Given problem: Read the lines below. Copy out any that hold the string "take".

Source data
⟨
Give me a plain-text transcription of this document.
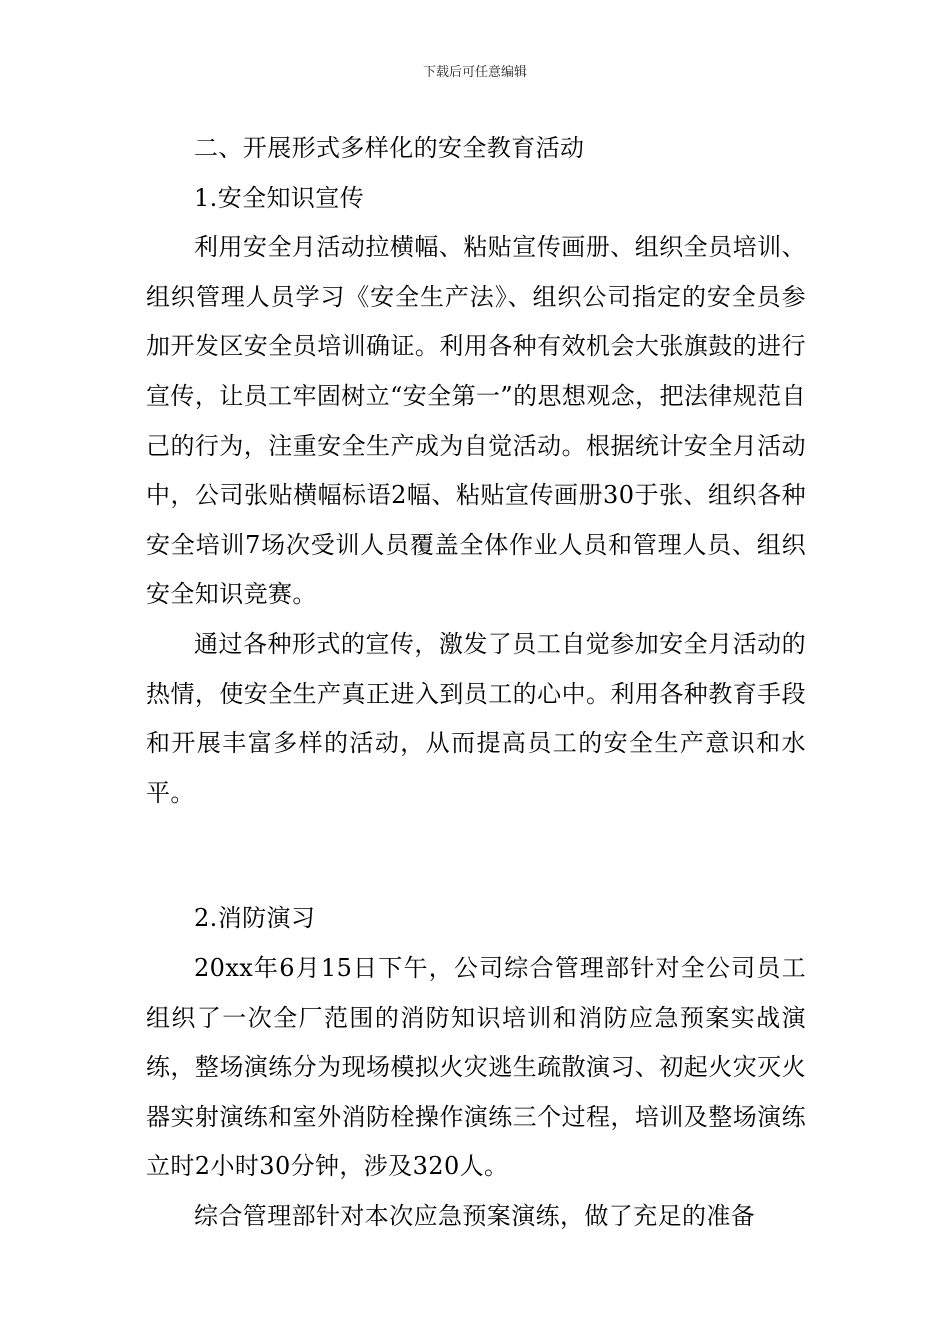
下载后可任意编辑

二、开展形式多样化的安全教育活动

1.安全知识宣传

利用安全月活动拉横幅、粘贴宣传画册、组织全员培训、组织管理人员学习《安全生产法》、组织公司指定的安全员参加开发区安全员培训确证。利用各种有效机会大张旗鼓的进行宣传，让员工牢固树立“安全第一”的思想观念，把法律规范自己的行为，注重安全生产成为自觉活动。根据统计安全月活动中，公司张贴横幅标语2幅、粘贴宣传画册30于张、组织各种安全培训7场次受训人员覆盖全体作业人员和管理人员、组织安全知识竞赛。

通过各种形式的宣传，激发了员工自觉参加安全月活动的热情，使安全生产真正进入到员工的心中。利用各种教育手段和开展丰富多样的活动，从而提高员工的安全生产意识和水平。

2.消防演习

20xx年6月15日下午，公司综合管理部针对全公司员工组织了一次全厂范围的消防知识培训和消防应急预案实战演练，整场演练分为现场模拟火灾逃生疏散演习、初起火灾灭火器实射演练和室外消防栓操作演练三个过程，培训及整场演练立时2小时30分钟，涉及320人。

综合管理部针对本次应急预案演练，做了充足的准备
⟩
⟨
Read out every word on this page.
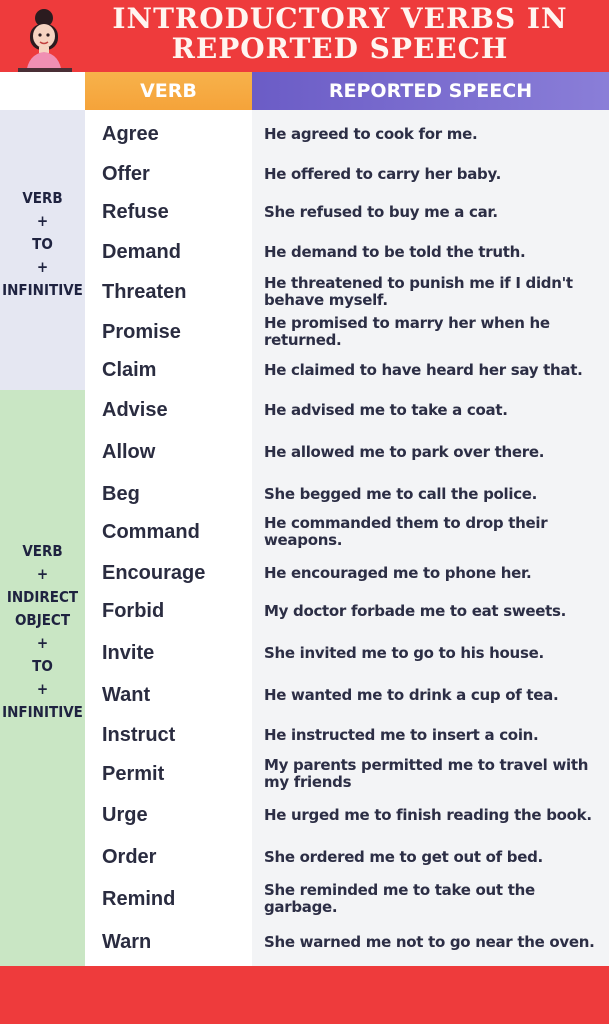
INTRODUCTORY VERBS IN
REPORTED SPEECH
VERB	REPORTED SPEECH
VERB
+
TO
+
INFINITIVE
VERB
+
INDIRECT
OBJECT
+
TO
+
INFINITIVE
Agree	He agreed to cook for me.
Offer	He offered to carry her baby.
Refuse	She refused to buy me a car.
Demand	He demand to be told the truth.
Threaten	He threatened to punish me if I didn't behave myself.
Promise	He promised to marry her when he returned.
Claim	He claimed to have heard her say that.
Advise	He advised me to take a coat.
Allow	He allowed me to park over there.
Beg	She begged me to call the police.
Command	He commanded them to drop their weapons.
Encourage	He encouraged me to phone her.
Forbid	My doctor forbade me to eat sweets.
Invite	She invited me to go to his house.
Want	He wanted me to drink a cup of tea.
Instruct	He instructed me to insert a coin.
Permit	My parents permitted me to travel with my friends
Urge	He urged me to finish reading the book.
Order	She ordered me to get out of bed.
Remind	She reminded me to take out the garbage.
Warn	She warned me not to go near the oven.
⟩
⟨
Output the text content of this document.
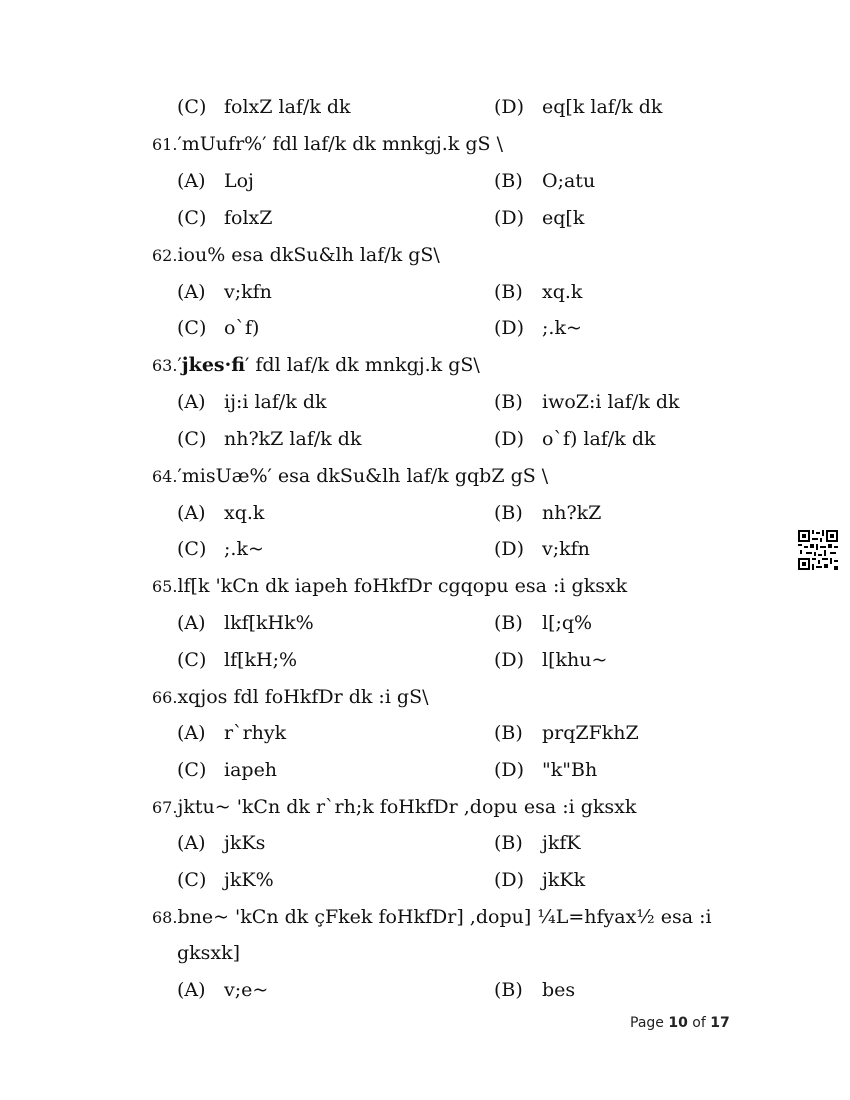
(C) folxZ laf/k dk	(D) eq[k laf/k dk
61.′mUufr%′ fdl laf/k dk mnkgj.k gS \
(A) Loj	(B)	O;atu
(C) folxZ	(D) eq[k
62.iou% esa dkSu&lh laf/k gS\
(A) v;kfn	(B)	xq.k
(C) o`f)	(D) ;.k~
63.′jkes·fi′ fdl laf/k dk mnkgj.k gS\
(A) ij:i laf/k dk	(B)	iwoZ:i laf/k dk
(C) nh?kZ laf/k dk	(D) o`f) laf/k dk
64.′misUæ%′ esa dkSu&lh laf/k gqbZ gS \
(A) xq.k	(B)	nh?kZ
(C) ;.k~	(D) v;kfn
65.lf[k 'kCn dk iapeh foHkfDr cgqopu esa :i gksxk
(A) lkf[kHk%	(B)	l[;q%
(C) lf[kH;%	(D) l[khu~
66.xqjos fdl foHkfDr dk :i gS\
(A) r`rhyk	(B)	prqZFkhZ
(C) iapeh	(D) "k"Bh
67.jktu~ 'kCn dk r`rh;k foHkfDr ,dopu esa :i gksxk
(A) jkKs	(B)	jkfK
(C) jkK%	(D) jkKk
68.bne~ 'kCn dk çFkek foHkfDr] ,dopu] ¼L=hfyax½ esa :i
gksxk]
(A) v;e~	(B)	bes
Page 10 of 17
⟩
Result of the exercise:
Advise	He advised me to take a coat.
Remind	She reminded me to take out the garbage.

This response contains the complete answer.